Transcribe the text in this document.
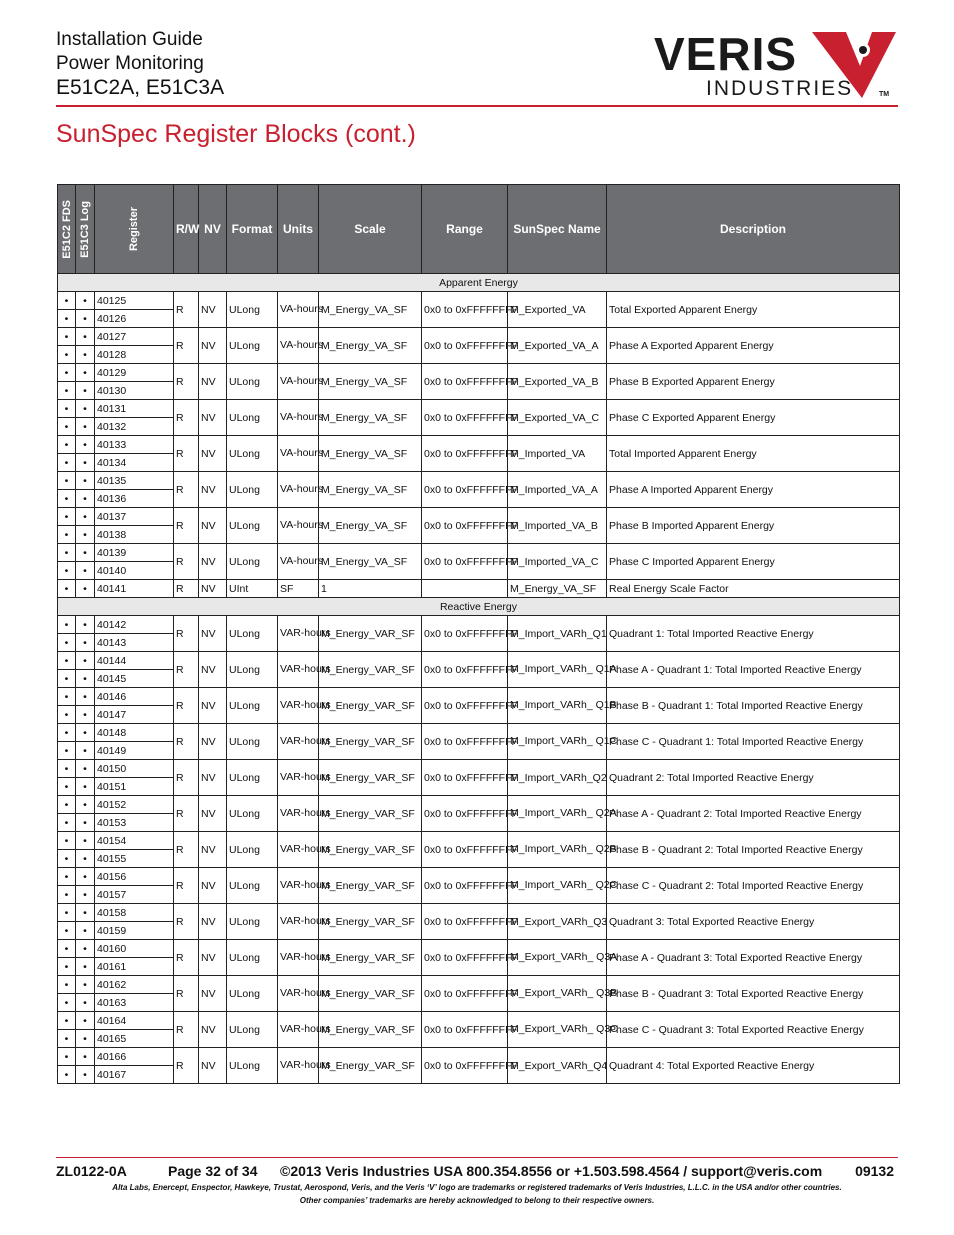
Installation Guide
Power Monitoring
E51C2A, E51C3A
VERIS
INDUSTRIES	TM
SunSpec Register Blocks (cont.)
E51C2 FDS	E51C3 Log	Register	R/W	NV	Format	Units	Scale	Range	SunSpec Name	Description
Apparent Energy										
•	•	40125	R	NV	ULong	VA-hours	M_Energy_VA_SF	0x0 to 0xFFFFFFFF	M_Exported_VA	Total Exported Apparent Energy
•	•	40126								
•	•	40127	R	NV	ULong	VA-hours	M_Energy_VA_SF	0x0 to 0xFFFFFFFF	M_Exported_VA_A	Phase A Exported Apparent Energy
•	•	40128								
•	•	40129	R	NV	ULong	VA-hours	M_Energy_VA_SF	0x0 to 0xFFFFFFFF	M_Exported_VA_B	Phase B Exported Apparent Energy
•	•	40130								
•	•	40131	R	NV	ULong	VA-hours	M_Energy_VA_SF	0x0 to 0xFFFFFFFF	M_Exported_VA_C	Phase C Exported Apparent Energy
•	•	40132								
•	•	40133	R	NV	ULong	VA-hours	M_Energy_VA_SF	0x0 to 0xFFFFFFFF	M_Imported_VA	Total Imported Apparent Energy
•	•	40134								
•	•	40135	R	NV	ULong	VA-hours	M_Energy_VA_SF	0x0 to 0xFFFFFFFF	M_Imported_VA_A	Phase A Imported Apparent Energy
•	•	40136								
•	•	40137	R	NV	ULong	VA-hours	M_Energy_VA_SF	0x0 to 0xFFFFFFFF	M_Imported_VA_B	Phase B Imported Apparent Energy
•	•	40138								
•	•	40139	R	NV	ULong	VA-hours	M_Energy_VA_SF	0x0 to 0xFFFFFFFF	M_Imported_VA_C	Phase C Imported Apparent Energy
•	•	40140								
•	•	40141	R	NV	UInt	SF	1		M_Energy_VA_SF	Real Energy Scale Factor
Reactive Energy										
•	•	40142	R	NV	ULong	VAR-hours	M_Energy_VAR_SF	0x0 to 0xFFFFFFFF	M_Import_VARh_Q1	Quadrant 1: Total Imported Reactive Energy
•	•	40143								
•	•	40144	R	NV	ULong	VAR-hours	M_Energy_VAR_SF	0x0 to 0xFFFFFFFF	M_Import_VARh_ Q1A	Phase A - Quadrant 1: Total Imported Reactive Energy
•	•	40145								
•	•	40146	R	NV	ULong	VAR-hours	M_Energy_VAR_SF	0x0 to 0xFFFFFFFF	M_Import_VARh_ Q1B	Phase B - Quadrant 1: Total Imported Reactive Energy
•	•	40147								
•	•	40148	R	NV	ULong	VAR-hours	M_Energy_VAR_SF	0x0 to 0xFFFFFFFF	M_Import_VARh_ Q1C	Phase C - Quadrant 1: Total Imported Reactive Energy
•	•	40149								
•	•	40150	R	NV	ULong	VAR-hours	M_Energy_VAR_SF	0x0 to 0xFFFFFFFF	M_Import_VARh_Q2	Quadrant 2: Total Imported Reactive Energy
•	•	40151								
•	•	40152	R	NV	ULong	VAR-hours	M_Energy_VAR_SF	0x0 to 0xFFFFFFFF	M_Import_VARh_ Q2A	Phase A - Quadrant 2: Total Imported Reactive Energy
•	•	40153								
•	•	40154	R	NV	ULong	VAR-hours	M_Energy_VAR_SF	0x0 to 0xFFFFFFFF	M_Import_VARh_ Q2B	Phase B - Quadrant 2: Total Imported Reactive Energy
•	•	40155								
•	•	40156	R	NV	ULong	VAR-hours	M_Energy_VAR_SF	0x0 to 0xFFFFFFFF	M_Import_VARh_ Q2C	Phase C - Quadrant 2: Total Imported Reactive Energy
•	•	40157								
•	•	40158	R	NV	ULong	VAR-hours	M_Energy_VAR_SF	0x0 to 0xFFFFFFFF	M_Export_VARh_Q3	Quadrant 3: Total Exported Reactive Energy
•	•	40159								
•	•	40160	R	NV	ULong	VAR-hours	M_Energy_VAR_SF	0x0 to 0xFFFFFFFF	M_Export_VARh_ Q3A	Phase A - Quadrant 3: Total Exported Reactive Energy
•	•	40161								
•	•	40162	R	NV	ULong	VAR-hours	M_Energy_VAR_SF	0x0 to 0xFFFFFFFF	M_Export_VARh_ Q3B	Phase B - Quadrant 3: Total Exported Reactive Energy
•	•	40163								
•	•	40164	R	NV	ULong	VAR-hours	M_Energy_VAR_SF	0x0 to 0xFFFFFFFF	M_Export_VARh_ Q3C	Phase C - Quadrant 3: Total Exported Reactive Energy
•	•	40165								
•	•	40166	R	NV	ULong	VAR-hours	M_Energy_VAR_SF	0x0 to 0xFFFFFFFF	M_Export_VARh_Q4	Quadrant 4: Total Exported Reactive Energy
•	•	40167								
ZL0122-0A	Page 32 of 34 ©2013 Veris Industries USA 800.354.8556 or +1.503.598.4564 / support@veris.com 09132
Alta Labs, Enercept, Enspector, Hawkeye, Trustat, Aerospond, Veris, and the Veris ‘V’ logo are trademarks or registered trademarks of Veris Industries, L.L.C. in the USA and/or other countries.
Other companies’ trademarks are hereby acknowledged to belong to their respective owners.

-- THE PROBLEM --
Make an exact copy of the data, leaving its pictures out.

-- COMPLETED TASK --
Transcribe the text in this document.
Installation Guide
Power Monitoring
E51C2A, E51C3A
VERIS
INDUSTRIES	TM
SunSpec Register Blocks (cont.)
E51C2 FDS	E51C3 Log	Register	R/W	NV	Format	Units	Scale	Range	SunSpec Name	Description
Apparent Energy										
•	•	40125	R	NV	ULong	VA-hours	M_Energy_VA_SF	0x0 to 0xFFFFFFFF	M_Exported_VA	Total Exported Apparent Energy
•	•	40126								
•	•	40127	R	NV	ULong	VA-hours	M_Energy_VA_SF	0x0 to 0xFFFFFFFF	M_Exported_VA_A	Phase A Exported Apparent Energy
•	•	40128								
•	•	40129	R	NV	ULong	VA-hours	M_Energy_VA_SF	0x0 to 0xFFFFFFFF	M_Exported_VA_B	Phase B Exported Apparent Energy
•	•	40130								
•	•	40131	R	NV	ULong	VA-hours	M_Energy_VA_SF	0x0 to 0xFFFFFFFF	M_Exported_VA_C	Phase C Exported Apparent Energy
•	•	40132								
•	•	40133	R	NV	ULong	VA-hours	M_Energy_VA_SF	0x0 to 0xFFFFFFFF	M_Imported_VA	Total Imported Apparent Energy
•	•	40134								
•	•	40135	R	NV	ULong	VA-hours	M_Energy_VA_SF	0x0 to 0xFFFFFFFF	M_Imported_VA_A	Phase A Imported Apparent Energy
•	•	40136								
•	•	40137	R	NV	ULong	VA-hours	M_Energy_VA_SF	0x0 to 0xFFFFFFFF	M_Imported_VA_B	Phase B Imported Apparent Energy
•	•	40138								
•	•	40139	R	NV	ULong	VA-hours	M_Energy_VA_SF	0x0 to 0xFFFFFFFF	M_Imported_VA_C	Phase C Imported Apparent Energy
•	•	40140								
•	•	40141	R	NV	UInt	SF	1		M_Energy_VA_SF	Real Energy Scale Factor
Reactive Energy										
•	•	40142	R	NV	ULong	VAR-hours	M_Energy_VAR_SF	0x0 to 0xFFFFFFFF	M_Import_VARh_Q1	Quadrant 1: Total Imported Reactive Energy
•	•	40143								
•	•	40144	R	NV	ULong	VAR-hours	M_Energy_VAR_SF	0x0 to 0xFFFFFFFF	M_Import_VARh_ Q1A	Phase A - Quadrant 1: Total Imported Reactive Energy
•	•	40145								
•	•	40146	R	NV	ULong	VAR-hours	M_Energy_VAR_SF	0x0 to 0xFFFFFFFF	M_Import_VARh_ Q1B	Phase B - Quadrant 1: Total Imported Reactive Energy
•	•	40147								
•	•	40148	R	NV	ULong	VAR-hours	M_Energy_VAR_SF	0x0 to 0xFFFFFFFF	M_Import_VARh_ Q1C	Phase C - Quadrant 1: Total Imported Reactive Energy
•	•	40149								
•	•	40150	R	NV	ULong	VAR-hours	M_Energy_VAR_SF	0x0 to 0xFFFFFFFF	M_Import_VARh_Q2	Quadrant 2: Total Imported Reactive Energy
•	•	40151								
•	•	40152	R	NV	ULong	VAR-hours	M_Energy_VAR_SF	0x0 to 0xFFFFFFFF	M_Import_VARh_ Q2A	Phase A - Quadrant 2: Total Imported Reactive Energy
•	•	40153								
•	•	40154	R	NV	ULong	VAR-hours	M_Energy_VAR_SF	0x0 to 0xFFFFFFFF	M_Import_VARh_ Q2B	Phase B - Quadrant 2: Total Imported Reactive Energy
•	•	40155								
•	•	40156	R	NV	ULong	VAR-hours	M_Energy_VAR_SF	0x0 to 0xFFFFFFFF	M_Import_VARh_ Q2C	Phase C - Quadrant 2: Total Imported Reactive Energy
•	•	40157								
•	•	40158	R	NV	ULong	VAR-hours	M_Energy_VAR_SF	0x0 to 0xFFFFFFFF	M_Export_VARh_Q3	Quadrant 3: Total Exported Reactive Energy
•	•	40159								
•	•	40160	R	NV	ULong	VAR-hours	M_Energy_VAR_SF	0x0 to 0xFFFFFFFF	M_Export_VARh_ Q3A	Phase A - Quadrant 3: Total Exported Reactive Energy
•	•	40161								
•	•	40162	R	NV	ULong	VAR-hours	M_Energy_VAR_SF	0x0 to 0xFFFFFFFF	M_Export_VARh_ Q3B	Phase B - Quadrant 3: Total Exported Reactive Energy
•	•	40163								
•	•	40164	R	NV	ULong	VAR-hours	M_Energy_VAR_SF	0x0 to 0xFFFFFFFF	M_Export_VARh_ Q3C	Phase C - Quadrant 3: Total Exported Reactive Energy
•	•	40165								
•	•	40166	R	NV	ULong	VAR-hours	M_Energy_VAR_SF	0x0 to 0xFFFFFFFF	M_Export_VARh_Q4	Quadrant 4: Total Exported Reactive Energy
•	•	40167								
ZL0122-0A	Page 32 of 34 ©2013 Veris Industries USA 800.354.8556 or +1.503.598.4564 / support@veris.com 09132
Alta Labs, Enercept, Enspector, Hawkeye, Trustat, Aerospond, Veris, and the Veris ‘V’ logo are trademarks or registered trademarks of Veris Industries, L.L.C. in the USA and/or other countries.
Other companies’ trademarks are hereby acknowledged to belong to their respective owners.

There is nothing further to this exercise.